(Stored data)
start

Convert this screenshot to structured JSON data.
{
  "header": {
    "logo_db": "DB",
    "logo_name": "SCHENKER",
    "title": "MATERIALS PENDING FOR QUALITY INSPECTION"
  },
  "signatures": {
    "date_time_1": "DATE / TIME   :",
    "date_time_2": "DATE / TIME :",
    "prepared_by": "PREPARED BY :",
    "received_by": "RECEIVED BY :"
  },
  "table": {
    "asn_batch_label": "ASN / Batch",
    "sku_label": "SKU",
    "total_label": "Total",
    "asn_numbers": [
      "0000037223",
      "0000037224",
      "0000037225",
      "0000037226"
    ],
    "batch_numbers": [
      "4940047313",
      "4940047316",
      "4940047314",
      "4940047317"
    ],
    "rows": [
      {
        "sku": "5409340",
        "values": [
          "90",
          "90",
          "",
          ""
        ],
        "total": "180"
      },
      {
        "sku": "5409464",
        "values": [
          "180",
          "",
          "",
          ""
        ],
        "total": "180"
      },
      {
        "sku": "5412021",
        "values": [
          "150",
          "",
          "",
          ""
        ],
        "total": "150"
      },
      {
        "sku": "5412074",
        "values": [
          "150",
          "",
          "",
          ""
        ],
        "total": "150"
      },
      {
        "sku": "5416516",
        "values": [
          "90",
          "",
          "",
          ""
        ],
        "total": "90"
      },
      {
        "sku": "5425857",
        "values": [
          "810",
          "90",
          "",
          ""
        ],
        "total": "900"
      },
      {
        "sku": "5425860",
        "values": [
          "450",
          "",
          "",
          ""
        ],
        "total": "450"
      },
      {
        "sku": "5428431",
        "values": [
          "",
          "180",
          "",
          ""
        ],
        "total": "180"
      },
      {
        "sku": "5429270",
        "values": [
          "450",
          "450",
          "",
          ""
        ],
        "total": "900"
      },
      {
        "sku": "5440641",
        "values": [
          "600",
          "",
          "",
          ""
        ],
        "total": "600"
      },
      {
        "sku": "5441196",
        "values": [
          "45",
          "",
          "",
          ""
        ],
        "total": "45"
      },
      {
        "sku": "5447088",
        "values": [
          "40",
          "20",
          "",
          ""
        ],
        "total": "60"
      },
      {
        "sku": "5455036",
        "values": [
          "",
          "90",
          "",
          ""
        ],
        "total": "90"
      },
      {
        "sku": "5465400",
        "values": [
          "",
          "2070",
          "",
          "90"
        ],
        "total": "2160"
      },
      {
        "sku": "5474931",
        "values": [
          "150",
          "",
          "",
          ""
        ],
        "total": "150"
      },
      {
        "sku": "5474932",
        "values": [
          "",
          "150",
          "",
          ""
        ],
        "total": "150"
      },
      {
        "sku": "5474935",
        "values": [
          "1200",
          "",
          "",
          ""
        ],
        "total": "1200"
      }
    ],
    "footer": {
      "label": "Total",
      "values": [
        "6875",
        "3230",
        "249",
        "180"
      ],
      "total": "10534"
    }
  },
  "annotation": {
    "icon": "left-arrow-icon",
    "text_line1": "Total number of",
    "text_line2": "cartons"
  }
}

end

## [Work required]
From the listing above, copy every line that includes the word "TIME".

## [Output]
    "date_time_1": "DATE / TIME   :",
    "date_time_2": "DATE / TIME :",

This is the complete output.